**What to do:**
From the listing that follows, extract every line and set it down unaltered.

── Input records ──

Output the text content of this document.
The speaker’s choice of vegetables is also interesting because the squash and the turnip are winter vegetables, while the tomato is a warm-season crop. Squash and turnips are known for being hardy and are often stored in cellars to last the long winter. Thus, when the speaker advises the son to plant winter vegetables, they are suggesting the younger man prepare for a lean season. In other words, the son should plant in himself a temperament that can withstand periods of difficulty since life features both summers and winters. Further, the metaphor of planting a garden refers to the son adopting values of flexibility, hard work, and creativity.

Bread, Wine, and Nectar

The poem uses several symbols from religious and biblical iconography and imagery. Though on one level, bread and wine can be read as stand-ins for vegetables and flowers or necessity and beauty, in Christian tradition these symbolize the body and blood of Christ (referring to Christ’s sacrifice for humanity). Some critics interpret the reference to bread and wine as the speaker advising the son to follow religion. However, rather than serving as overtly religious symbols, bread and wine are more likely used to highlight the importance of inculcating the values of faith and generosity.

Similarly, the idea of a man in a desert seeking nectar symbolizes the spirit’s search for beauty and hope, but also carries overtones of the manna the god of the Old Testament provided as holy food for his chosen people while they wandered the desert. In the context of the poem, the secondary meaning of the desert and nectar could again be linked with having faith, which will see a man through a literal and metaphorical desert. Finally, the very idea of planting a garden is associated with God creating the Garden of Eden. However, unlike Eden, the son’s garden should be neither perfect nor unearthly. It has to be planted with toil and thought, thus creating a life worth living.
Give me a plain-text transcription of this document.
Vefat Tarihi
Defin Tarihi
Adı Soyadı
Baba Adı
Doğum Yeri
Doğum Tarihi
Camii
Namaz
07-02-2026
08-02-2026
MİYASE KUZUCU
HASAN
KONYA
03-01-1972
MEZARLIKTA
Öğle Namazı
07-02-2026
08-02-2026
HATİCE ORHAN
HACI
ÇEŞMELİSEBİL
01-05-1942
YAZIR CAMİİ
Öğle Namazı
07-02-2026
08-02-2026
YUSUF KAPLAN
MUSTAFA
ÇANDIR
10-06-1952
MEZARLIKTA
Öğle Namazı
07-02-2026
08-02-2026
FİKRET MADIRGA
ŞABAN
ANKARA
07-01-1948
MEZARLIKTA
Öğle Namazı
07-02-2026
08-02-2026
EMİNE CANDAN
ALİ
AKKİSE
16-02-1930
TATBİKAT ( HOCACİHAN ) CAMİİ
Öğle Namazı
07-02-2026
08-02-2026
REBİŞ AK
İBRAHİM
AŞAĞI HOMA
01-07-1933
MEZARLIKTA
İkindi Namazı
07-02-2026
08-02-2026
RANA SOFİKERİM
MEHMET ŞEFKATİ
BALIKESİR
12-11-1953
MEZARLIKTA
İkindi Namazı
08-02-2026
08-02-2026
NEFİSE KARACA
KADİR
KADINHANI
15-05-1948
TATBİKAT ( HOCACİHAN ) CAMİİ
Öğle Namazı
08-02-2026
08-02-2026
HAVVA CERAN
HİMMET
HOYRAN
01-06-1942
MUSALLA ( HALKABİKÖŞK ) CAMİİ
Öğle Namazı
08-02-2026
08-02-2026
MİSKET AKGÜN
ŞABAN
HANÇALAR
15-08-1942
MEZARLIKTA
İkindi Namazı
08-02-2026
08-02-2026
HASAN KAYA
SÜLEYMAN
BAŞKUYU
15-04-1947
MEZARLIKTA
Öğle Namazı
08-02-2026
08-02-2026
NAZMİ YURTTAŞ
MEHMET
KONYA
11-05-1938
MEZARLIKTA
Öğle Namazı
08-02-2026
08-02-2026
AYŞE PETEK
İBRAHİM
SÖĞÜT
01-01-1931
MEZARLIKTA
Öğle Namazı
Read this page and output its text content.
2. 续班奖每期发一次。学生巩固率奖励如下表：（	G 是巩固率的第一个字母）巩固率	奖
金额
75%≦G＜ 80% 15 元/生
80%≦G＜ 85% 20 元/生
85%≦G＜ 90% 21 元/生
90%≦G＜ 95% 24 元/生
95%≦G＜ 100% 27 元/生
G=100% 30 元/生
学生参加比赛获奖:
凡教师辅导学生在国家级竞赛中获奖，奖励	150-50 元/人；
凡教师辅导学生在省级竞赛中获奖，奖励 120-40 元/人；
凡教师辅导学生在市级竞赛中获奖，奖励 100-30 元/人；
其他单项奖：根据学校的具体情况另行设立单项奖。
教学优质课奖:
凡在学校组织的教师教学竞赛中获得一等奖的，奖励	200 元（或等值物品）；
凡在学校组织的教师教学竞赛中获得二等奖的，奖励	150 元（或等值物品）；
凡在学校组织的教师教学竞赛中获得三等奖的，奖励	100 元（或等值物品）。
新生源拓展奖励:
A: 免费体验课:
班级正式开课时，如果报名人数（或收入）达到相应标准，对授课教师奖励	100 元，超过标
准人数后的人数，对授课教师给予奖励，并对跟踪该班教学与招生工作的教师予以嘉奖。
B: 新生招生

───

**Finished answer:**
Output the text content of this document.
The speaker’s choice of vegetables is also interesting because the squash and the turnip are winter vegetables, while the tomato is a warm-season crop. Squash and turnips are known for being hardy and are often stored in cellars to last the long winter. Thus, when the speaker advises the son to plant winter vegetables, they are suggesting the younger man prepare for a lean season. In other words, the son should plant in himself a temperament that can withstand periods of difficulty since life features both summers and winters. Further, the metaphor of planting a garden refers to the son adopting values of flexibility, hard work, and creativity.

Bread, Wine, and Nectar

The poem uses several symbols from religious and biblical iconography and imagery. Though on one level, bread and wine can be read as stand-ins for vegetables and flowers or necessity and beauty, in Christian tradition these symbolize the body and blood of Christ (referring to Christ’s sacrifice for humanity). Some critics interpret the reference to bread and wine as the speaker advising the son to follow religion. However, rather than serving as overtly religious symbols, bread and wine are more likely used to highlight the importance of inculcating the values of faith and generosity.

Similarly, the idea of a man in a desert seeking nectar symbolizes the spirit’s search for beauty and hope, but also carries overtones of the manna the god of the Old Testament provided as holy food for his chosen people while they wandered the desert. In the context of the poem, the secondary meaning of the desert and nectar could again be linked with having faith, which will see a man through a literal and metaphorical desert. Finally, the very idea of planting a garden is associated with God creating the Garden of Eden. However, unlike Eden, the son’s garden should be neither perfect nor unearthly. It has to be planted with toil and thought, thus creating a life worth living.
Give me a plain-text transcription of this document.
Vefat Tarihi
Defin Tarihi
Adı Soyadı
Baba Adı
Doğum Yeri
Doğum Tarihi
Camii
Namaz
07-02-2026
08-02-2026
MİYASE KUZUCU
HASAN
KONYA
03-01-1972
MEZARLIKTA
Öğle Namazı
07-02-2026
08-02-2026
HATİCE ORHAN
HACI
ÇEŞMELİSEBİL
01-05-1942
YAZIR CAMİİ
Öğle Namazı
07-02-2026
08-02-2026
YUSUF KAPLAN
MUSTAFA
ÇANDIR
10-06-1952
MEZARLIKTA
Öğle Namazı
07-02-2026
08-02-2026
FİKRET MADIRGA
ŞABAN
ANKARA
07-01-1948
MEZARLIKTA
Öğle Namazı
07-02-2026
08-02-2026
EMİNE CANDAN
ALİ
AKKİSE
16-02-1930
TATBİKAT ( HOCACİHAN ) CAMİİ
Öğle Namazı
07-02-2026
08-02-2026
REBİŞ AK
İBRAHİM
AŞAĞI HOMA
01-07-1933
MEZARLIKTA
İkindi Namazı
07-02-2026
08-02-2026
RANA SOFİKERİM
MEHMET ŞEFKATİ
BALIKESİR
12-11-1953
MEZARLIKTA
İkindi Namazı
08-02-2026
08-02-2026
NEFİSE KARACA
KADİR
KADINHANI
15-05-1948
TATBİKAT ( HOCACİHAN ) CAMİİ
Öğle Namazı
08-02-2026
08-02-2026
HAVVA CERAN
HİMMET
HOYRAN
01-06-1942
MUSALLA ( HALKABİKÖŞK ) CAMİİ
Öğle Namazı
08-02-2026
08-02-2026
MİSKET AKGÜN
ŞABAN
HANÇALAR
15-08-1942
MEZARLIKTA
İkindi Namazı
08-02-2026
08-02-2026
HASAN KAYA
SÜLEYMAN
BAŞKUYU
15-04-1947
MEZARLIKTA
Öğle Namazı
08-02-2026
08-02-2026
NAZMİ YURTTAŞ
MEHMET
KONYA
11-05-1938
MEZARLIKTA
Öğle Namazı
08-02-2026
08-02-2026
AYŞE PETEK
İBRAHİM
SÖĞÜT
01-01-1931
MEZARLIKTA
Öğle Namazı
Read this page and output its text content.
2. 续班奖每期发一次。学生巩固率奖励如下表：（	G 是巩固率的第一个字母）巩固率	奖
金额
75%≦G＜ 80% 15 元/生
80%≦G＜ 85% 20 元/生
85%≦G＜ 90% 21 元/生
90%≦G＜ 95% 24 元/生
95%≦G＜ 100% 27 元/生
G=100% 30 元/生
学生参加比赛获奖:
凡教师辅导学生在国家级竞赛中获奖，奖励	150-50 元/人；
凡教师辅导学生在省级竞赛中获奖，奖励 120-40 元/人；
凡教师辅导学生在市级竞赛中获奖，奖励 100-30 元/人；
其他单项奖：根据学校的具体情况另行设立单项奖。
教学优质课奖:
凡在学校组织的教师教学竞赛中获得一等奖的，奖励	200 元（或等值物品）；
凡在学校组织的教师教学竞赛中获得二等奖的，奖励	150 元（或等值物品）；
凡在学校组织的教师教学竞赛中获得三等奖的，奖励	100 元（或等值物品）。
新生源拓展奖励:
A: 免费体验课:
班级正式开课时，如果报名人数（或收入）达到相应标准，对授课教师奖励	100 元，超过标
准人数后的人数，对授课教师给予奖励，并对跟踪该班教学与招生工作的教师予以嘉奖。
B: 新生招生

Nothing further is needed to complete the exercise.